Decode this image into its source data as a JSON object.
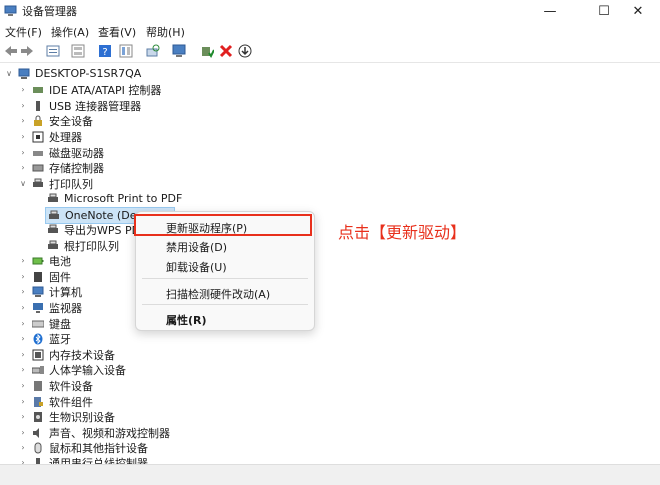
{
  "window": {
    "title": "设备管理器",
    "minimize_icon": "—",
    "maximize_icon": "☐",
    "close_icon": "✕"
  },
  "menu": [
    "文件(F)",
    "操作(A)",
    "查看(V)",
    "帮助(H)"
  ],
  "toolbar_icons": [
    "back-icon",
    "forward-icon",
    "properties-icon",
    "view-icon",
    "help-icon",
    "view-list-icon",
    "scan-icon",
    "monitor-icon",
    "enable-icon",
    "uninstall-icon",
    "update-icon"
  ],
  "tree": {
    "root": "DESKTOP-S1SR7QA",
    "items": [
      {
        "label": "IDE ATA/ATAPI 控制器",
        "expanded": false,
        "icon": "ide-icon"
      },
      {
        "label": "USB 连接器管理器",
        "expanded": false,
        "icon": "usb-icon"
      },
      {
        "label": "安全设备",
        "expanded": false,
        "icon": "security-icon"
      },
      {
        "label": "处理器",
        "expanded": false,
        "icon": "cpu-icon"
      },
      {
        "label": "磁盘驱动器",
        "expanded": false,
        "icon": "disk-icon"
      },
      {
        "label": "存储控制器",
        "expanded": false,
        "icon": "storage-icon"
      },
      {
        "label": "打印队列",
        "expanded": true,
        "icon": "printer-icon",
        "children": [
          {
            "label": "Microsoft Print to PDF",
            "icon": "printer-icon"
          },
          {
            "label": "OneNote (Desktop)",
            "icon": "printer-icon",
            "selected": true
          },
          {
            "label": "导出为WPS PDF",
            "icon": "printer-icon"
          },
          {
            "label": "根打印队列",
            "icon": "printer-icon"
          }
        ]
      },
      {
        "label": "电池",
        "expanded": false,
        "icon": "battery-icon"
      },
      {
        "label": "固件",
        "expanded": false,
        "icon": "firmware-icon"
      },
      {
        "label": "计算机",
        "expanded": false,
        "icon": "computer-icon"
      },
      {
        "label": "监视器",
        "expanded": false,
        "icon": "monitor-icon"
      },
      {
        "label": "键盘",
        "expanded": false,
        "icon": "keyboard-icon"
      },
      {
        "label": "蓝牙",
        "expanded": false,
        "icon": "bluetooth-icon"
      },
      {
        "label": "内存技术设备",
        "expanded": false,
        "icon": "memory-icon"
      },
      {
        "label": "人体学输入设备",
        "expanded": false,
        "icon": "hid-icon"
      },
      {
        "label": "软件设备",
        "expanded": false,
        "icon": "software-icon"
      },
      {
        "label": "软件组件",
        "expanded": false,
        "icon": "component-icon"
      },
      {
        "label": "生物识别设备",
        "expanded": false,
        "icon": "biometric-icon"
      },
      {
        "label": "声音、视频和游戏控制器",
        "expanded": false,
        "icon": "sound-icon"
      },
      {
        "label": "鼠标和其他指针设备",
        "expanded": false,
        "icon": "mouse-icon"
      },
      {
        "label": "通用串行总线控制器",
        "expanded": false,
        "icon": "usb-controller-icon"
      }
    ]
  },
  "context_menu": {
    "update_driver": "更新驱动程序(P)",
    "disable_device": "禁用设备(D)",
    "uninstall_device": "卸载设备(U)",
    "scan_hardware": "扫描检测硬件改动(A)",
    "properties": "属性(R)"
  },
  "annotation": "点击【更新驱动】",
  "colors": {
    "accent": "#e8301c",
    "selection": "#cce4f7"
  }
}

==*==

= WHAT THIS TASK INVOLVES =
Transcribe all of the entries word for word, but skip any pictures they contain.

= OUTPUT FOR THIS EXERCISE =
Decode this image into its source data as a JSON object.
{
  "window": {
    "title": "设备管理器",
    "minimize_icon": "—",
    "maximize_icon": "☐",
    "close_icon": "✕"
  },
  "menu": [
    "文件(F)",
    "操作(A)",
    "查看(V)",
    "帮助(H)"
  ],
  "toolbar_icons": [
    "back-icon",
    "forward-icon",
    "properties-icon",
    "view-icon",
    "help-icon",
    "view-list-icon",
    "scan-icon",
    "monitor-icon",
    "enable-icon",
    "uninstall-icon",
    "update-icon"
  ],
  "tree": {
    "root": "DESKTOP-S1SR7QA",
    "items": [
      {
        "label": "IDE ATA/ATAPI 控制器",
        "expanded": false,
        "icon": "ide-icon"
      },
      {
        "label": "USB 连接器管理器",
        "expanded": false,
        "icon": "usb-icon"
      },
      {
        "label": "安全设备",
        "expanded": false,
        "icon": "security-icon"
      },
      {
        "label": "处理器",
        "expanded": false,
        "icon": "cpu-icon"
      },
      {
        "label": "磁盘驱动器",
        "expanded": false,
        "icon": "disk-icon"
      },
      {
        "label": "存储控制器",
        "expanded": false,
        "icon": "storage-icon"
      },
      {
        "label": "打印队列",
        "expanded": true,
        "icon": "printer-icon",
        "children": [
          {
            "label": "Microsoft Print to PDF",
            "icon": "printer-icon"
          },
          {
            "label": "OneNote (Desktop)",
            "icon": "printer-icon",
            "selected": true
          },
          {
            "label": "导出为WPS PDF",
            "icon": "printer-icon"
          },
          {
            "label": "根打印队列",
            "icon": "printer-icon"
          }
        ]
      },
      {
        "label": "电池",
        "expanded": false,
        "icon": "battery-icon"
      },
      {
        "label": "固件",
        "expanded": false,
        "icon": "firmware-icon"
      },
      {
        "label": "计算机",
        "expanded": false,
        "icon": "computer-icon"
      },
      {
        "label": "监视器",
        "expanded": false,
        "icon": "monitor-icon"
      },
      {
        "label": "键盘",
        "expanded": false,
        "icon": "keyboard-icon"
      },
      {
        "label": "蓝牙",
        "expanded": false,
        "icon": "bluetooth-icon"
      },
      {
        "label": "内存技术设备",
        "expanded": false,
        "icon": "memory-icon"
      },
      {
        "label": "人体学输入设备",
        "expanded": false,
        "icon": "hid-icon"
      },
      {
        "label": "软件设备",
        "expanded": false,
        "icon": "software-icon"
      },
      {
        "label": "软件组件",
        "expanded": false,
        "icon": "component-icon"
      },
      {
        "label": "生物识别设备",
        "expanded": false,
        "icon": "biometric-icon"
      },
      {
        "label": "声音、视频和游戏控制器",
        "expanded": false,
        "icon": "sound-icon"
      },
      {
        "label": "鼠标和其他指针设备",
        "expanded": false,
        "icon": "mouse-icon"
      },
      {
        "label": "通用串行总线控制器",
        "expanded": false,
        "icon": "usb-controller-icon"
      }
    ]
  },
  "context_menu": {
    "update_driver": "更新驱动程序(P)",
    "disable_device": "禁用设备(D)",
    "uninstall_device": "卸载设备(U)",
    "scan_hardware": "扫描检测硬件改动(A)",
    "properties": "属性(R)"
  },
  "annotation": "点击【更新驱动】",
  "colors": {
    "accent": "#e8301c",
    "selection": "#cce4f7"
  }
}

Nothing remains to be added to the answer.